[Recorded data]
-------------------------
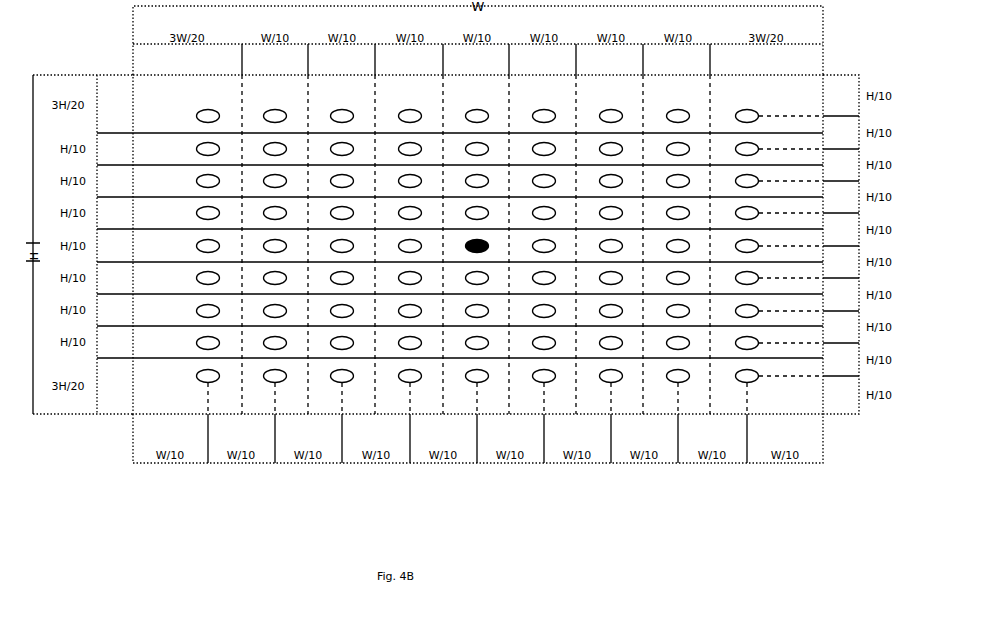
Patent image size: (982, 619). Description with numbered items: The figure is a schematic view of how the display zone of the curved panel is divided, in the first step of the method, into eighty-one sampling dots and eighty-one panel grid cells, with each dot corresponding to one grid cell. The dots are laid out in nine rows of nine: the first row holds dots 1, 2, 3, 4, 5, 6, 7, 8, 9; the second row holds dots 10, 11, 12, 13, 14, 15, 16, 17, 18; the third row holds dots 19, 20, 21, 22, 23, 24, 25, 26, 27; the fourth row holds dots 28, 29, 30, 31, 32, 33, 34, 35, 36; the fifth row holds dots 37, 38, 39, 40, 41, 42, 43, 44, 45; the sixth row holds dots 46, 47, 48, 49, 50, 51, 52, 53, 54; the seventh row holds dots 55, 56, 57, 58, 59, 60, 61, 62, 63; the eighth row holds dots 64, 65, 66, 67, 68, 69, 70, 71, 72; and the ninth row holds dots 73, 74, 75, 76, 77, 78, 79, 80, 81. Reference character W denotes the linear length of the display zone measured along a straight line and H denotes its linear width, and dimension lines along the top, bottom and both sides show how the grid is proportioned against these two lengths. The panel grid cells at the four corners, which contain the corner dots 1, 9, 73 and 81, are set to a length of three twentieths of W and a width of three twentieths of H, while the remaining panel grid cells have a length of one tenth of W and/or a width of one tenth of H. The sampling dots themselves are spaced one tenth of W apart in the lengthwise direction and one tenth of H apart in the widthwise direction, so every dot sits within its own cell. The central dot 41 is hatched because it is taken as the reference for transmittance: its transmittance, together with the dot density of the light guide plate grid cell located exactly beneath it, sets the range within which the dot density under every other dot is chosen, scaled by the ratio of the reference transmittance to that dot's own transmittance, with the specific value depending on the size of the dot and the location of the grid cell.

The dot 1 is at (178, 99).
The dot 2 is at (266, 99).
The dot 3 is at (333, 99).
The dot 4 is at (400, 99).
The dot 5 is at (468, 99).
The dot 6 is at (534, 99).
The dot 7 is at (601, 99).
The dot 8 is at (668, 99).
The dot 9 is at (736, 99).
The dot 10 is at (178, 145).
The dot 11 is at (266, 145).
The dot 12 is at (333, 145).
The dot 13 is at (400, 145).
The dot 14 is at (468, 145).
The dot 15 is at (534, 145).
The dot 16 is at (601, 145).
The dot 17 is at (668, 145).
The dot 18 is at (736, 145).
The dot 19 is at (178, 177).
The dot 20 is at (266, 177).
The dot 21 is at (333, 177).
The dot 22 is at (400, 177).
The dot 23 is at (468, 177).
The dot 24 is at (534, 177).
The dot 25 is at (601, 177).
The dot 26 is at (668, 177).
The dot 27 is at (736, 177).
The dot 28 is at (178, 209).
The dot 29 is at (266, 209).
The dot 30 is at (333, 209).
The dot 31 is at (400, 209).
The dot 32 is at (468, 209).
The dot 33 is at (534, 209).
The dot 34 is at (601, 209).
The dot 35 is at (668, 209).
The dot 36 is at (736, 209).
The dot 37 is at (178, 241).
The dot 38 is at (266, 241).
The dot 39 is at (333, 241).
The dot 40 is at (400, 241).
The central dot 41 is at (468, 241).
The dot 42 is at (534, 241).
The dot 43 is at (601, 241).
The dot 44 is at (668, 241).
The dot 45 is at (736, 241).
The dot 46 is at (178, 274).
The dot 47 is at (266, 274).
The dot 48 is at (333, 274).
The dot 49 is at (400, 274).
The dot 50 is at (468, 274).
The dot 51 is at (534, 274).
The dot 52 is at (601, 274).
The dot 53 is at (668, 274).
The dot 54 is at (736, 274).
The dot 55 is at (178, 306).
The dot 56 is at (266, 306).
The dot 57 is at (333, 306).
The dot 58 is at (400, 306).
The dot 59 is at (468, 306).
The dot 60 is at (534, 306).
The dot 61 is at (601, 306).
The dot 62 is at (668, 306).
The dot 63 is at (736, 306).
The dot 64 is at (178, 338).
The dot 65 is at (266, 338).
The dot 66 is at (333, 338).
The dot 67 is at (400, 338).
The dot 68 is at (468, 338).
The dot 69 is at (534, 338).
The dot 70 is at (601, 338).
The dot 71 is at (668, 338).
The dot 72 is at (736, 338).
The dot 73 is at (178, 371).
The dot 74 is at (266, 371).
The dot 75 is at (333, 371).
The dot 76 is at (400, 371).
The dot 77 is at (468, 371).
The dot 78 is at (534, 371).
The dot 79 is at (601, 371).
The dot 80 is at (668, 371).
The dot 81 is at (736, 371).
-------------------------
(WORK TO BE COMPLETED)
Copy the records exactly, minus any pictures.

(TASK SOLUTION)
Patent image size: (982, 619). Description with numbered items: The figure is a schematic view of how the display zone of the curved panel is divided, in the first step of the method, into eighty-one sampling dots and eighty-one panel grid cells, with each dot corresponding to one grid cell. The dots are laid out in nine rows of nine: the first row holds dots 1, 2, 3, 4, 5, 6, 7, 8, 9; the second row holds dots 10, 11, 12, 13, 14, 15, 16, 17, 18; the third row holds dots 19, 20, 21, 22, 23, 24, 25, 26, 27; the fourth row holds dots 28, 29, 30, 31, 32, 33, 34, 35, 36; the fifth row holds dots 37, 38, 39, 40, 41, 42, 43, 44, 45; the sixth row holds dots 46, 47, 48, 49, 50, 51, 52, 53, 54; the seventh row holds dots 55, 56, 57, 58, 59, 60, 61, 62, 63; the eighth row holds dots 64, 65, 66, 67, 68, 69, 70, 71, 72; and the ninth row holds dots 73, 74, 75, 76, 77, 78, 79, 80, 81. Reference character W denotes the linear length of the display zone measured along a straight line and H denotes its linear width, and dimension lines along the top, bottom and both sides show how the grid is proportioned against these two lengths. The panel grid cells at the four corners, which contain the corner dots 1, 9, 73 and 81, are set to a length of three twentieths of W and a width of three twentieths of H, while the remaining panel grid cells have a length of one tenth of W and/or a width of one tenth of H. The sampling dots themselves are spaced one tenth of W apart in the lengthwise direction and one tenth of H apart in the widthwise direction, so every dot sits within its own cell. The central dot 41 is hatched because it is taken as the reference for transmittance: its transmittance, together with the dot density of the light guide plate grid cell located exactly beneath it, sets the range within which the dot density under every other dot is chosen, scaled by the ratio of the reference transmittance to that dot's own transmittance, with the specific value depending on the size of the dot and the location of the grid cell.

The dot 1 is at (178, 99).
The dot 2 is at (266, 99).
The dot 3 is at (333, 99).
The dot 4 is at (400, 99).
The dot 5 is at (468, 99).
The dot 6 is at (534, 99).
The dot 7 is at (601, 99).
The dot 8 is at (668, 99).
The dot 9 is at (736, 99).
The dot 10 is at (178, 145).
The dot 11 is at (266, 145).
The dot 12 is at (333, 145).
The dot 13 is at (400, 145).
The dot 14 is at (468, 145).
The dot 15 is at (534, 145).
The dot 16 is at (601, 145).
The dot 17 is at (668, 145).
The dot 18 is at (736, 145).
The dot 19 is at (178, 177).
The dot 20 is at (266, 177).
The dot 21 is at (333, 177).
The dot 22 is at (400, 177).
The dot 23 is at (468, 177).
The dot 24 is at (534, 177).
The dot 25 is at (601, 177).
The dot 26 is at (668, 177).
The dot 27 is at (736, 177).
The dot 28 is at (178, 209).
The dot 29 is at (266, 209).
The dot 30 is at (333, 209).
The dot 31 is at (400, 209).
The dot 32 is at (468, 209).
The dot 33 is at (534, 209).
The dot 34 is at (601, 209).
The dot 35 is at (668, 209).
The dot 36 is at (736, 209).
The dot 37 is at (178, 241).
The dot 38 is at (266, 241).
The dot 39 is at (333, 241).
The dot 40 is at (400, 241).
The central dot 41 is at (468, 241).
The dot 42 is at (534, 241).
The dot 43 is at (601, 241).
The dot 44 is at (668, 241).
The dot 45 is at (736, 241).
The dot 46 is at (178, 274).
The dot 47 is at (266, 274).
The dot 48 is at (333, 274).
The dot 49 is at (400, 274).
The dot 50 is at (468, 274).
The dot 51 is at (534, 274).
The dot 52 is at (601, 274).
The dot 53 is at (668, 274).
The dot 54 is at (736, 274).
The dot 55 is at (178, 306).
The dot 56 is at (266, 306).
The dot 57 is at (333, 306).
The dot 58 is at (400, 306).
The dot 59 is at (468, 306).
The dot 60 is at (534, 306).
The dot 61 is at (601, 306).
The dot 62 is at (668, 306).
The dot 63 is at (736, 306).
The dot 64 is at (178, 338).
The dot 65 is at (266, 338).
The dot 66 is at (333, 338).
The dot 67 is at (400, 338).
The dot 68 is at (468, 338).
The dot 69 is at (534, 338).
The dot 70 is at (601, 338).
The dot 71 is at (668, 338).
The dot 72 is at (736, 338).
The dot 73 is at (178, 371).
The dot 74 is at (266, 371).
The dot 75 is at (333, 371).
The dot 76 is at (400, 371).
The dot 77 is at (468, 371).
The dot 78 is at (534, 371).
The dot 79 is at (601, 371).
The dot 80 is at (668, 371).
The dot 81 is at (736, 371).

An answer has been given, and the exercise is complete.